* Start *

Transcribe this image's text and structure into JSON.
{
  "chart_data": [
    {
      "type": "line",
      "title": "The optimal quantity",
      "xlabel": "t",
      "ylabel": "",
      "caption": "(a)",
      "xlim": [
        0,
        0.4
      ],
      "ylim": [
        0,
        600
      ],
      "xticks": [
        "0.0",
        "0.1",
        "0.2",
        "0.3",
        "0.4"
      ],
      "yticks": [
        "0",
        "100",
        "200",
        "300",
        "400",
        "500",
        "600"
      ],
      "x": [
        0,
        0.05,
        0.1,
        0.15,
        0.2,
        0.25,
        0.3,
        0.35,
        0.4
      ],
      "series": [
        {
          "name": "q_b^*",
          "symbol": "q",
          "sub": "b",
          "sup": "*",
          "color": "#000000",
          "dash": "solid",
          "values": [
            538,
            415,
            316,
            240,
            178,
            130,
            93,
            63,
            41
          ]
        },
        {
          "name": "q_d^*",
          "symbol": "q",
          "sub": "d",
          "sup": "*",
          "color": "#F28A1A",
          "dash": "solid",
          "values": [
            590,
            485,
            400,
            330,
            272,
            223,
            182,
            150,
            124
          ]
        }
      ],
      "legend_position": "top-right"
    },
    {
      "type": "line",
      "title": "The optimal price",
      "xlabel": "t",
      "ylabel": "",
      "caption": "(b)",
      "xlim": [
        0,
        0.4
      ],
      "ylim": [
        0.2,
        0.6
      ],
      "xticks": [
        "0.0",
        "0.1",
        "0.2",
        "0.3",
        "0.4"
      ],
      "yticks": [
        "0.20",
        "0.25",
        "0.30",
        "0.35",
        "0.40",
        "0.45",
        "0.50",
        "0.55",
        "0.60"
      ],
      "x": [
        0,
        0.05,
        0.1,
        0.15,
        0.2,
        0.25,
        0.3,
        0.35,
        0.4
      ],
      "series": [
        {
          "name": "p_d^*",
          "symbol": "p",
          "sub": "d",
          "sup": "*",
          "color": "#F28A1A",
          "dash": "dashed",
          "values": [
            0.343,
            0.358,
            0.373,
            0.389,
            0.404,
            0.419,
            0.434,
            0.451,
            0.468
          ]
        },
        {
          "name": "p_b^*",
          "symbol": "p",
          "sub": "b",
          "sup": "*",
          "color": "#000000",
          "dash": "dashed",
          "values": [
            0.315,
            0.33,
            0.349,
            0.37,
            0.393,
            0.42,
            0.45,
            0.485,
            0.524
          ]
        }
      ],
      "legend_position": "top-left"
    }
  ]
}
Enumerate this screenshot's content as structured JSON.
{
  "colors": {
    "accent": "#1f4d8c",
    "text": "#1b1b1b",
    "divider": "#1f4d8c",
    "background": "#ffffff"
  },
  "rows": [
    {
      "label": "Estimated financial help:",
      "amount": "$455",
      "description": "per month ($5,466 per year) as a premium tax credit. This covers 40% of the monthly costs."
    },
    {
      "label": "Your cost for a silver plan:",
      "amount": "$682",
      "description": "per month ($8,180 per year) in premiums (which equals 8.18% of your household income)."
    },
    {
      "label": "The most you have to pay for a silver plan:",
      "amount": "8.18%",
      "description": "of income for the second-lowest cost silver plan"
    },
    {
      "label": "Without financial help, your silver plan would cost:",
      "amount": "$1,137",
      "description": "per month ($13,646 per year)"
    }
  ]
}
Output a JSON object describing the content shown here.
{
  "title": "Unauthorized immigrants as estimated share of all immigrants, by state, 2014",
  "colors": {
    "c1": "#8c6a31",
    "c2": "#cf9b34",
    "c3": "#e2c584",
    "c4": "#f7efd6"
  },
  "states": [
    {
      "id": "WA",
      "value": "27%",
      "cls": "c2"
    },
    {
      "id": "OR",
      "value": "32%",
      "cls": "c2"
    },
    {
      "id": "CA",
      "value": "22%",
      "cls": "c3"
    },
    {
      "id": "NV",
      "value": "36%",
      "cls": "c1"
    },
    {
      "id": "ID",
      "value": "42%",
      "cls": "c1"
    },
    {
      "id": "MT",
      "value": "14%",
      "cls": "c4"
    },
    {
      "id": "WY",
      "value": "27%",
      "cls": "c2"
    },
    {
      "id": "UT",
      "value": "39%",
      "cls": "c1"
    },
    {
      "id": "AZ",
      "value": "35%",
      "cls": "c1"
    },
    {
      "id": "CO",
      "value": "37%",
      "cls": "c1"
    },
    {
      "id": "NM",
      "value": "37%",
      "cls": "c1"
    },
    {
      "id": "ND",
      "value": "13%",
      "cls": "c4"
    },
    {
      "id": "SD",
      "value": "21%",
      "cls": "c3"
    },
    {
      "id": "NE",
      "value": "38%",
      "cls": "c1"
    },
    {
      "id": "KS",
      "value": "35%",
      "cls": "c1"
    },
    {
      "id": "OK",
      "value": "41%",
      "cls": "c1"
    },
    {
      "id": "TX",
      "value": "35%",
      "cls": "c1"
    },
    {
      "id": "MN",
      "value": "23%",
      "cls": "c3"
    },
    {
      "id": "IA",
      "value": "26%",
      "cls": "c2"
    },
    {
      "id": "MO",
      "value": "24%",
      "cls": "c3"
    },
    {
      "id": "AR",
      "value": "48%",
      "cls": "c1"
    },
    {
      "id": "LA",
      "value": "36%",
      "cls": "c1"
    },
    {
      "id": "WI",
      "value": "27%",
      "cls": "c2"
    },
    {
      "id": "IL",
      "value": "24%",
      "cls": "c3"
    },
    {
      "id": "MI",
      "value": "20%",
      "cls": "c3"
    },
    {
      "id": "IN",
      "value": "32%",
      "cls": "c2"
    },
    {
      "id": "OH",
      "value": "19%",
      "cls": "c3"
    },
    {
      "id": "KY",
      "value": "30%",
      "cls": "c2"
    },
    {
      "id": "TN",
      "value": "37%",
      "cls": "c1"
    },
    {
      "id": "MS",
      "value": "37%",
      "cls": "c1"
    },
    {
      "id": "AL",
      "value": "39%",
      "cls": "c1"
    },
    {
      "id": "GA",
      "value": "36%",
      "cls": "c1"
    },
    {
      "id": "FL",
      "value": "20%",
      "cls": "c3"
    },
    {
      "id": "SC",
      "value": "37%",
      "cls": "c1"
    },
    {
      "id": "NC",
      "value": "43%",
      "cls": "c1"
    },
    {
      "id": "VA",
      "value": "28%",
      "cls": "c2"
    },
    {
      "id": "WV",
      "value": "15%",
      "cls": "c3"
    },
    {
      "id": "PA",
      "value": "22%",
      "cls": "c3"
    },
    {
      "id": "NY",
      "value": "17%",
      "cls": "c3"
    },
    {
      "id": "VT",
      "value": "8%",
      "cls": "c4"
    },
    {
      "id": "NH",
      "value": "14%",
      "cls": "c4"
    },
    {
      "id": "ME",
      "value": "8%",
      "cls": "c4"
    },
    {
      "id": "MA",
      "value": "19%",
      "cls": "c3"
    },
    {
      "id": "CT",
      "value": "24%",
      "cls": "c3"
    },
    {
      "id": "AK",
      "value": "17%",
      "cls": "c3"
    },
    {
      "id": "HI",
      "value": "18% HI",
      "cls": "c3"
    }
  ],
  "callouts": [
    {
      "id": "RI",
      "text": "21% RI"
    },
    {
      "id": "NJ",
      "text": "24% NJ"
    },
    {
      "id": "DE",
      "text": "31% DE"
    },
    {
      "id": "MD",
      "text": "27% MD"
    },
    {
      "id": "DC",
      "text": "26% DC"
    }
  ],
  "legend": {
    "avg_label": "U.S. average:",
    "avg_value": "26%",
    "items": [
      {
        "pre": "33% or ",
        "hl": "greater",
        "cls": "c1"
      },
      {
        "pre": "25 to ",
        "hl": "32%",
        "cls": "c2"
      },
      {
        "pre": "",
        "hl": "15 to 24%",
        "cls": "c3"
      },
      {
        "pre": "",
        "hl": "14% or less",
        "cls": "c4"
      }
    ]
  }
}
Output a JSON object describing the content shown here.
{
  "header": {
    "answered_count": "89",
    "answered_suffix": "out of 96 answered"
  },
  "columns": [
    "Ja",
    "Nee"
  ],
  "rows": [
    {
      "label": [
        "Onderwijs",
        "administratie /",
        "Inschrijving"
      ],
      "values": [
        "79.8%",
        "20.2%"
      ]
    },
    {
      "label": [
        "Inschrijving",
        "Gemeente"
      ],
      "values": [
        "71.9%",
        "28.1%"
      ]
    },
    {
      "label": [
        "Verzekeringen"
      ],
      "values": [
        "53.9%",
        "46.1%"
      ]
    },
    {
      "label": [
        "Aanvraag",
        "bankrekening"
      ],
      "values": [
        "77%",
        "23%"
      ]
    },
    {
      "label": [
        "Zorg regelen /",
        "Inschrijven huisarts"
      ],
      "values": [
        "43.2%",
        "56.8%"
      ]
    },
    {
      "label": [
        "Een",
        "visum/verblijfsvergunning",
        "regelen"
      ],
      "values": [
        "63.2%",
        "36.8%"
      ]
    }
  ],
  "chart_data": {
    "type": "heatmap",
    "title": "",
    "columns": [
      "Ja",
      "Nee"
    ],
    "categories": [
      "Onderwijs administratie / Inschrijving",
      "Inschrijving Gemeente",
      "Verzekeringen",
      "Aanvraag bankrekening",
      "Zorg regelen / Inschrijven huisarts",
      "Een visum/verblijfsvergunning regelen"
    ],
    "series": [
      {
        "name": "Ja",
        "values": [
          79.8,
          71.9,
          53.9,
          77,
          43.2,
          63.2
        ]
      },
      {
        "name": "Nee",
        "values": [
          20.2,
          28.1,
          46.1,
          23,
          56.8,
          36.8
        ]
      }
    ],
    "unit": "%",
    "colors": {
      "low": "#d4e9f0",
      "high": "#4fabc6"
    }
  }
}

* End *

Tally the lines of the records holding the word "title", then give only the resulting number.

4